Copy all lines in which the word "After" can be found.
-- START --
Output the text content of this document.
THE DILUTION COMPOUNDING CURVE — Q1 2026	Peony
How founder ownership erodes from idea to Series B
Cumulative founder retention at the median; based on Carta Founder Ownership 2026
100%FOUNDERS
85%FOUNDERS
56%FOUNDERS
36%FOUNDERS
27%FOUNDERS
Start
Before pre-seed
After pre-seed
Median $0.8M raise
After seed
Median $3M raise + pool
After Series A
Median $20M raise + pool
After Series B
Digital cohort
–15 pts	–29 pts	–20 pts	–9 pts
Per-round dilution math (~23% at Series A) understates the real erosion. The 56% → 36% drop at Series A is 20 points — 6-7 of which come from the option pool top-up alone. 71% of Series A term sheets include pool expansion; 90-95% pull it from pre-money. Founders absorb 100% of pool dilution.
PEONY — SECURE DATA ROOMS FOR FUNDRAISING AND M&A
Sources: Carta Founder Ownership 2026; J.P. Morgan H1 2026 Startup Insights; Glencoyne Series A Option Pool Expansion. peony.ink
-- END --
ANSWER FOR THE TASK
After pre-seed
After seed
After Series A
After Series B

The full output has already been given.